- STATED PROBLEM:
Please repeat all of the listing exactly.

- SUPPLIED RECORDS:
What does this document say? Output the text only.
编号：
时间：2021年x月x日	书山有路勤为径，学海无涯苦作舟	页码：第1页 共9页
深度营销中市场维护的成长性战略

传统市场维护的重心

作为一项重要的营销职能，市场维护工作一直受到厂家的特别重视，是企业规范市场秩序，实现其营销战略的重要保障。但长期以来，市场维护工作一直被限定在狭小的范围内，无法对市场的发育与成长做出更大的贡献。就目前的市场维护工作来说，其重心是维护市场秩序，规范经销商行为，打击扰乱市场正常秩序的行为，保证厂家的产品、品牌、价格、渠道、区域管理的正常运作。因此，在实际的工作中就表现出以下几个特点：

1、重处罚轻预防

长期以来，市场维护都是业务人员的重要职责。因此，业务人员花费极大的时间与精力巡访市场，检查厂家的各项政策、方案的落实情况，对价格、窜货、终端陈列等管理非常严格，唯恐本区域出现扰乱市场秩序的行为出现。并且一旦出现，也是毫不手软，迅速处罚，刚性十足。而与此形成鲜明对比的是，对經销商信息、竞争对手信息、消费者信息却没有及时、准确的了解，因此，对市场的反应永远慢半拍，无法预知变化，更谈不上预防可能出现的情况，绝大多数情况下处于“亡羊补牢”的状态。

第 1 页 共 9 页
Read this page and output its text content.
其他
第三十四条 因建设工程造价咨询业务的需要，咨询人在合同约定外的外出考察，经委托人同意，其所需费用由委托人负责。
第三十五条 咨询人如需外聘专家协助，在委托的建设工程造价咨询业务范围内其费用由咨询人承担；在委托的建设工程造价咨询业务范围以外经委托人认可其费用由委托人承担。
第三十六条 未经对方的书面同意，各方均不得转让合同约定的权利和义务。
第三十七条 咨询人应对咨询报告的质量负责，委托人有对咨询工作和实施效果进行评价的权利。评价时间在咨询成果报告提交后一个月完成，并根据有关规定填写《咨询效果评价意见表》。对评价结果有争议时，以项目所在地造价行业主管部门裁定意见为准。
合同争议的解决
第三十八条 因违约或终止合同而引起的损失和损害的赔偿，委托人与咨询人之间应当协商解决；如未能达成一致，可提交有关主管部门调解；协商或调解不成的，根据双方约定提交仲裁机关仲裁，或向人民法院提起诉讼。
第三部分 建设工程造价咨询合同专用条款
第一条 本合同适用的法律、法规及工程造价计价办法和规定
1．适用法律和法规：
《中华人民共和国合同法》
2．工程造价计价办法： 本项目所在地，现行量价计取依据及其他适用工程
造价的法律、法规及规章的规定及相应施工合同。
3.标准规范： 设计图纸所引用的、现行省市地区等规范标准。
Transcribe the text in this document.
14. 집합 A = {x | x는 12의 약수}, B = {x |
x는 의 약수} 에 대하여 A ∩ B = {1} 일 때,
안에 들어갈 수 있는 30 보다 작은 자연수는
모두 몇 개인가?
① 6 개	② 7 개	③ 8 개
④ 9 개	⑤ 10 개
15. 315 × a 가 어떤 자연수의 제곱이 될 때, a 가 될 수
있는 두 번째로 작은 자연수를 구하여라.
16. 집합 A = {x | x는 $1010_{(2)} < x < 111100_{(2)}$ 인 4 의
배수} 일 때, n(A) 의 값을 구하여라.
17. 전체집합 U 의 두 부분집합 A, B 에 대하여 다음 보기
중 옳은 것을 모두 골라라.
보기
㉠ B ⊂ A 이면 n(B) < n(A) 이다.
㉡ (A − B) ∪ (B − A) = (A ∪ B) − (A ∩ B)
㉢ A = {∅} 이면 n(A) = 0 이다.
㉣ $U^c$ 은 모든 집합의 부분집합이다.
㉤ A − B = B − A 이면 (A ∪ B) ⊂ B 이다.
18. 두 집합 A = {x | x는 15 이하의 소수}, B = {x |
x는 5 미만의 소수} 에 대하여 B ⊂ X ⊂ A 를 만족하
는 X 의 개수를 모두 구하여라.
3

- THE ANSWER:
What does this document say? Output the text only.
编号：
时间：2021年x月x日	书山有路勤为径，学海无涯苦作舟	页码：第1页 共9页
深度营销中市场维护的成长性战略

传统市场维护的重心

作为一项重要的营销职能，市场维护工作一直受到厂家的特别重视，是企业规范市场秩序，实现其营销战略的重要保障。但长期以来，市场维护工作一直被限定在狭小的范围内，无法对市场的发育与成长做出更大的贡献。就目前的市场维护工作来说，其重心是维护市场秩序，规范经销商行为，打击扰乱市场正常秩序的行为，保证厂家的产品、品牌、价格、渠道、区域管理的正常运作。因此，在实际的工作中就表现出以下几个特点：

1、重处罚轻预防

长期以来，市场维护都是业务人员的重要职责。因此，业务人员花费极大的时间与精力巡访市场，检查厂家的各项政策、方案的落实情况，对价格、窜货、终端陈列等管理非常严格，唯恐本区域出现扰乱市场秩序的行为出现。并且一旦出现，也是毫不手软，迅速处罚，刚性十足。而与此形成鲜明对比的是，对經销商信息、竞争对手信息、消费者信息却没有及时、准确的了解，因此，对市场的反应永远慢半拍，无法预知变化，更谈不上预防可能出现的情况，绝大多数情况下处于“亡羊补牢”的状态。

第 1 页 共 9 页
Read this page and output its text content.
其他
第三十四条 因建设工程造价咨询业务的需要，咨询人在合同约定外的外出考察，经委托人同意，其所需费用由委托人负责。
第三十五条 咨询人如需外聘专家协助，在委托的建设工程造价咨询业务范围内其费用由咨询人承担；在委托的建设工程造价咨询业务范围以外经委托人认可其费用由委托人承担。
第三十六条 未经对方的书面同意，各方均不得转让合同约定的权利和义务。
第三十七条 咨询人应对咨询报告的质量负责，委托人有对咨询工作和实施效果进行评价的权利。评价时间在咨询成果报告提交后一个月完成，并根据有关规定填写《咨询效果评价意见表》。对评价结果有争议时，以项目所在地造价行业主管部门裁定意见为准。
合同争议的解决
第三十八条 因违约或终止合同而引起的损失和损害的赔偿，委托人与咨询人之间应当协商解决；如未能达成一致，可提交有关主管部门调解；协商或调解不成的，根据双方约定提交仲裁机关仲裁，或向人民法院提起诉讼。
第三部分 建设工程造价咨询合同专用条款
第一条 本合同适用的法律、法规及工程造价计价办法和规定
1．适用法律和法规：
《中华人民共和国合同法》
2．工程造价计价办法： 本项目所在地，现行量价计取依据及其他适用工程
造价的法律、法规及规章的规定及相应施工合同。
3.标准规范： 设计图纸所引用的、现行省市地区等规范标准。
Transcribe the text in this document.
14. 집합 A = {x | x는 12의 약수}, B = {x |
x는 의 약수} 에 대하여 A ∩ B = {1} 일 때,
안에 들어갈 수 있는 30 보다 작은 자연수는
모두 몇 개인가?
① 6 개	② 7 개	③ 8 개
④ 9 개	⑤ 10 개
15. 315 × a 가 어떤 자연수의 제곱이 될 때, a 가 될 수
있는 두 번째로 작은 자연수를 구하여라.
16. 집합 A = {x | x는 $1010_{(2)} < x < 111100_{(2)}$ 인 4 의
배수} 일 때, n(A) 의 값을 구하여라.
17. 전체집합 U 의 두 부분집합 A, B 에 대하여 다음 보기
중 옳은 것을 모두 골라라.
보기
㉠ B ⊂ A 이면 n(B) < n(A) 이다.
㉡ (A − B) ∪ (B − A) = (A ∪ B) − (A ∩ B)
㉢ A = {∅} 이면 n(A) = 0 이다.
㉣ $U^c$ 은 모든 집합의 부분집합이다.
㉤ A − B = B − A 이면 (A ∪ B) ⊂ B 이다.
18. 두 집합 A = {x | x는 15 이하의 소수}, B = {x |
x는 5 미만의 소수} 에 대하여 B ⊂ X ⊂ A 를 만족하
는 X 의 개수를 모두 구하여라.
3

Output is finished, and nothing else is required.